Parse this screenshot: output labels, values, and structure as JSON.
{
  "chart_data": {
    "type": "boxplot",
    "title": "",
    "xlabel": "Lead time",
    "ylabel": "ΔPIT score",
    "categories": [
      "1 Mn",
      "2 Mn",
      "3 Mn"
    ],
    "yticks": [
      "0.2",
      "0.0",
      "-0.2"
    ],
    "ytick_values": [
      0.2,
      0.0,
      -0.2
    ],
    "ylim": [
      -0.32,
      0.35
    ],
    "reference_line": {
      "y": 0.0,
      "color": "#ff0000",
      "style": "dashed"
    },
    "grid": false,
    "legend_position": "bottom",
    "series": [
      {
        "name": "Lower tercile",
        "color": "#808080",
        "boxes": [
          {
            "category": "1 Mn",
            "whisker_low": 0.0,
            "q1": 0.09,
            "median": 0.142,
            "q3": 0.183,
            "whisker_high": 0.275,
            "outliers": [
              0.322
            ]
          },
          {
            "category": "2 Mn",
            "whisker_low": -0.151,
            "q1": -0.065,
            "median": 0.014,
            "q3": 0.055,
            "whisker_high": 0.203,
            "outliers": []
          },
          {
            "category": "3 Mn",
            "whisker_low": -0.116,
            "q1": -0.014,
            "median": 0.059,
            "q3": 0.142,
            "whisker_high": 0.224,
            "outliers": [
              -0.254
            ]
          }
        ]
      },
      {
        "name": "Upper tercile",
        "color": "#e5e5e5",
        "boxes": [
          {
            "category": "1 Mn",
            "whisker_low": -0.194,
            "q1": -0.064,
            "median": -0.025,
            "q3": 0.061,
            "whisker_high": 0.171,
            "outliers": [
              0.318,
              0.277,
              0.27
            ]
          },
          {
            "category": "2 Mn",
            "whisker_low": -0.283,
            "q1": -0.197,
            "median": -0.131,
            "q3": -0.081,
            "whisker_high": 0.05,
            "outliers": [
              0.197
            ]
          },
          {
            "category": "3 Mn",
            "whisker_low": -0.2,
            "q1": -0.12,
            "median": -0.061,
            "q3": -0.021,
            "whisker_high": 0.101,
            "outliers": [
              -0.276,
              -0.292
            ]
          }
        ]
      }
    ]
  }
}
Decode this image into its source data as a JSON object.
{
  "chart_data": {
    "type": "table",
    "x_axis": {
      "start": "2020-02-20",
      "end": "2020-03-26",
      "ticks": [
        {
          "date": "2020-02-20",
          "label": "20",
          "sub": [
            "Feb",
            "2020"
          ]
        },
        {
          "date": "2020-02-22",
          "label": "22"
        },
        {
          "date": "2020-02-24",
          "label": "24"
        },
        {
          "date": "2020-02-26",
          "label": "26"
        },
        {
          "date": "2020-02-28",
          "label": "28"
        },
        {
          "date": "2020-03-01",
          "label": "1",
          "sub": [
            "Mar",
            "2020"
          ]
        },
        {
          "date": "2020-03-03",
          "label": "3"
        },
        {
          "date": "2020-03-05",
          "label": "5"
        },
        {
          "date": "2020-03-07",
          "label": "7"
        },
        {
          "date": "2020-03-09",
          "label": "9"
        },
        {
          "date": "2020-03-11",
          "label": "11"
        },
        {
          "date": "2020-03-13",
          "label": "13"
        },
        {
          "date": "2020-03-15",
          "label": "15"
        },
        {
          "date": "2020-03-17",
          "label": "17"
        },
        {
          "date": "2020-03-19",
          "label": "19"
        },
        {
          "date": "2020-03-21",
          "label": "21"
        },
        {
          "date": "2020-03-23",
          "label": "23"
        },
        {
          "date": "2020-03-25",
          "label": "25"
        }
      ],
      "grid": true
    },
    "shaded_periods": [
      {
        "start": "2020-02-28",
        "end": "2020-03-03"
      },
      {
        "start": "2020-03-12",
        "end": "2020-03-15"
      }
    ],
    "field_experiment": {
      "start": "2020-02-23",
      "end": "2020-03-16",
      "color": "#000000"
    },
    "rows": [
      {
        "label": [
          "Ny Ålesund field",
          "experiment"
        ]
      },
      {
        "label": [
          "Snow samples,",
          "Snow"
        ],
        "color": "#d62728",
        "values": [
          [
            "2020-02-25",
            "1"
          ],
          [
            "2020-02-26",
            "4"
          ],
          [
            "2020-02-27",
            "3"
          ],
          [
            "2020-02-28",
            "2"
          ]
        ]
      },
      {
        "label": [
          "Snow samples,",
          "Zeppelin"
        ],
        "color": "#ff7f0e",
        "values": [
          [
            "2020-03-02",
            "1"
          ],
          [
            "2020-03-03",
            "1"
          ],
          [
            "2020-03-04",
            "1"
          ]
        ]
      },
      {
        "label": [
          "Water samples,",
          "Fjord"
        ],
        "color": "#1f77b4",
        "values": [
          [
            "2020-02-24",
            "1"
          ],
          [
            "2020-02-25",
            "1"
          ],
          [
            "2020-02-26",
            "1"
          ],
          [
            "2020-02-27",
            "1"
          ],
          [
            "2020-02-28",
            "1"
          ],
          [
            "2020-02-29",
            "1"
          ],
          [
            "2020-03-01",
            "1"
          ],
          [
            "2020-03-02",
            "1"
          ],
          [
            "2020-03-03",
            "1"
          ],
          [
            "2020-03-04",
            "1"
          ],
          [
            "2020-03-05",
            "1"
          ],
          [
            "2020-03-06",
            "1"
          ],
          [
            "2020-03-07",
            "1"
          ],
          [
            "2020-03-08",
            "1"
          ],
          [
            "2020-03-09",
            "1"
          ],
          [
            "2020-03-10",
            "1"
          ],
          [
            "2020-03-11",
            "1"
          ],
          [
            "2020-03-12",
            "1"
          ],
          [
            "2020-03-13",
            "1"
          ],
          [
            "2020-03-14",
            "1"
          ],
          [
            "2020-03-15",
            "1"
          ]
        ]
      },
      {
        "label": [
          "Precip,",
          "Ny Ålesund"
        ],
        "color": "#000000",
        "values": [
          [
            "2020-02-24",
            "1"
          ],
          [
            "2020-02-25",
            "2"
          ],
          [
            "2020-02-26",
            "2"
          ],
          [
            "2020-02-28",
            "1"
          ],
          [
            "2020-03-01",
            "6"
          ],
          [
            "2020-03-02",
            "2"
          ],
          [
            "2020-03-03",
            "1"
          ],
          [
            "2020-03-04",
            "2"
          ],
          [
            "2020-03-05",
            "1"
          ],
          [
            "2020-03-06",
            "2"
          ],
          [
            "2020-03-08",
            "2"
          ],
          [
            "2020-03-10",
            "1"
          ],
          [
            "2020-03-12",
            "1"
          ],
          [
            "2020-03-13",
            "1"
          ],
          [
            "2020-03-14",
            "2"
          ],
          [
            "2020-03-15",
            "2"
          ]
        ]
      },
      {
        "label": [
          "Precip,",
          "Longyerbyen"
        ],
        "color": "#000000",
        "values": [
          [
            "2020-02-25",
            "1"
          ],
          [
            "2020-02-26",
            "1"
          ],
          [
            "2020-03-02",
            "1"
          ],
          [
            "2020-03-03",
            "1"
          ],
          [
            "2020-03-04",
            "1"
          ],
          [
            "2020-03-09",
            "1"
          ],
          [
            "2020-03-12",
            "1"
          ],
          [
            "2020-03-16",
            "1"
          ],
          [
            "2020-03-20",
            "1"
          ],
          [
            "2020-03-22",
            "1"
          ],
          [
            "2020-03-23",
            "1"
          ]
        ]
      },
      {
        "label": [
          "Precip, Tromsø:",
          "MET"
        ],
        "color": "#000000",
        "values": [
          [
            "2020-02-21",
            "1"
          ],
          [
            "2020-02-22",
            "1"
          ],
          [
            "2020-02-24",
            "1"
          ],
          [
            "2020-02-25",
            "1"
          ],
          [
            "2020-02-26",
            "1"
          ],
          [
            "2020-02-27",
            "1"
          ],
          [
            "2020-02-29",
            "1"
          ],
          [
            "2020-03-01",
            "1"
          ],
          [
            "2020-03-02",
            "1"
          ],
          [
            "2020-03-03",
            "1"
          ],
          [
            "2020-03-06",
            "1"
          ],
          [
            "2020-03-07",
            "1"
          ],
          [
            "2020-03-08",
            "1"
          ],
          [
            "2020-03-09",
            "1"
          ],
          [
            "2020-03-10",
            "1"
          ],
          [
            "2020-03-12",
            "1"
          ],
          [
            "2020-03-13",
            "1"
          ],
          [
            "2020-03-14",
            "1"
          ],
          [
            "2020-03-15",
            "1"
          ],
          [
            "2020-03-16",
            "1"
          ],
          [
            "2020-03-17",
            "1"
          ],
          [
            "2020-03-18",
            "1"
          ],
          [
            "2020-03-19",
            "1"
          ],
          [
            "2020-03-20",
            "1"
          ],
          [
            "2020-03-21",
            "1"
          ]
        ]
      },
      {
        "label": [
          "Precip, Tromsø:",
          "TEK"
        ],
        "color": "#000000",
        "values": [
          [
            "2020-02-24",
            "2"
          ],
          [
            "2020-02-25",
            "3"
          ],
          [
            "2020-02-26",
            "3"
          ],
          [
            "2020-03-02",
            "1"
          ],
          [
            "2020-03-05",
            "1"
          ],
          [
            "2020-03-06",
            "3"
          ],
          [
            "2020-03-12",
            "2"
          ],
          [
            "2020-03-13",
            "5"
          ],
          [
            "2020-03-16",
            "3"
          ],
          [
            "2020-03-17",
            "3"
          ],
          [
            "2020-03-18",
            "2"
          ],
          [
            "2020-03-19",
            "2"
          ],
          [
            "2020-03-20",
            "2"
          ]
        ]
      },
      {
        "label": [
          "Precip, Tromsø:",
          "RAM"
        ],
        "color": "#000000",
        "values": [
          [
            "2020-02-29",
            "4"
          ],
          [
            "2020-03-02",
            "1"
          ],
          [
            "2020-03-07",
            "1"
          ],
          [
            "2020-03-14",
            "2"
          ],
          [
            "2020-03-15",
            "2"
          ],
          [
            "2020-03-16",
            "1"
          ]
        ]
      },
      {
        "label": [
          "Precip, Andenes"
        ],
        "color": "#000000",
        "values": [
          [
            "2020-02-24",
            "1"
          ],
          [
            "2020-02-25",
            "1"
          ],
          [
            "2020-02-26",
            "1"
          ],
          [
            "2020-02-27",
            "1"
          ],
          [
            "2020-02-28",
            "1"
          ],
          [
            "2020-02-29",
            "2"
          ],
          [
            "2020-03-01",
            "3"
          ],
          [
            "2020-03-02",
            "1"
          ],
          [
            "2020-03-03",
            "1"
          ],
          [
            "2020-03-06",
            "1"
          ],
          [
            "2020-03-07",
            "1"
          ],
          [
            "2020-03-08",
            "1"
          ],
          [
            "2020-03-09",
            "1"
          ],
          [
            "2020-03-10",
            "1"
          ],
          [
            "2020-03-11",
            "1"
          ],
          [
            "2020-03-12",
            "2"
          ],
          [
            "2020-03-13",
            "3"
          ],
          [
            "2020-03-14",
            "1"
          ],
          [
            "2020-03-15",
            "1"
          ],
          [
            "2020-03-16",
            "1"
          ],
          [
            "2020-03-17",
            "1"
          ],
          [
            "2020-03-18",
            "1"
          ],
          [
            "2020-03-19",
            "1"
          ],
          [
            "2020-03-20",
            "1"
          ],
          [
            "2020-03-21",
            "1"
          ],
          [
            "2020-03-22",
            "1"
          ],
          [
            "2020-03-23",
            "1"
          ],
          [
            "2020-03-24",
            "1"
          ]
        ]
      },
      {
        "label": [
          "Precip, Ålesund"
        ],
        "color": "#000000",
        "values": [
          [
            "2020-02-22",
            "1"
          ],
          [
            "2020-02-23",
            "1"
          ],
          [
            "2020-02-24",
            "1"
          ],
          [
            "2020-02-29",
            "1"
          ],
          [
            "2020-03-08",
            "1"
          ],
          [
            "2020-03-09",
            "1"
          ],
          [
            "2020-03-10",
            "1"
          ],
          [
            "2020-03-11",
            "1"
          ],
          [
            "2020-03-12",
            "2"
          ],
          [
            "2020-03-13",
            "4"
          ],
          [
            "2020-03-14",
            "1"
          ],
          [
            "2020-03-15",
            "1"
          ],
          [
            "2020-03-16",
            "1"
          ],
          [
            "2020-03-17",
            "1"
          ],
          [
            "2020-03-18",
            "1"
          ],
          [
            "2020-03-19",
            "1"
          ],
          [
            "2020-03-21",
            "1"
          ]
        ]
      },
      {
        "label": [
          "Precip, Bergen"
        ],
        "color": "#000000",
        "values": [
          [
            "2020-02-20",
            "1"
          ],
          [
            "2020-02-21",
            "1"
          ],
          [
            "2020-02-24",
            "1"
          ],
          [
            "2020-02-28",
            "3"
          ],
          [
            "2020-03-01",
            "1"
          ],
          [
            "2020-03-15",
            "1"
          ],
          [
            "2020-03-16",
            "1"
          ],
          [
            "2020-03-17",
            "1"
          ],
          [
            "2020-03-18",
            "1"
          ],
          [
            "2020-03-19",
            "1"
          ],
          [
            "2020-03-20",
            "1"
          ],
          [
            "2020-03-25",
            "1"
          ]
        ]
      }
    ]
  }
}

§ §

Gather every line from the listing above in which the word "name" appears.

### Result for this exercise
        "name": "Lower tercile",
        "name": "Upper tercile",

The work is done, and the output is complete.